▶ **What the exercise asks**
Please copy out all the entries below in full, including the line that opens each one, and shift every bounding box coordinate in the answers up by 123.

--- Given entries ---

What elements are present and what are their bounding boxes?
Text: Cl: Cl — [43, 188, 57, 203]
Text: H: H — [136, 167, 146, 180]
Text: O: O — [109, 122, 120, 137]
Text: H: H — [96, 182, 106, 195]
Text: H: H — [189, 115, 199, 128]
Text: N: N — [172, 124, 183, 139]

---

▶ **Complete answer**
What elements are present and what are their bounding boxes?
Text: Cl: Cl — [166, 311, 180, 326]
Text: H: H — [259, 290, 269, 303]
Text: O: O — [232, 245, 243, 260]
Text: H: H — [219, 305, 229, 318]
Text: H: H — [312, 238, 322, 251]
Text: N: N — [295, 247, 306, 262]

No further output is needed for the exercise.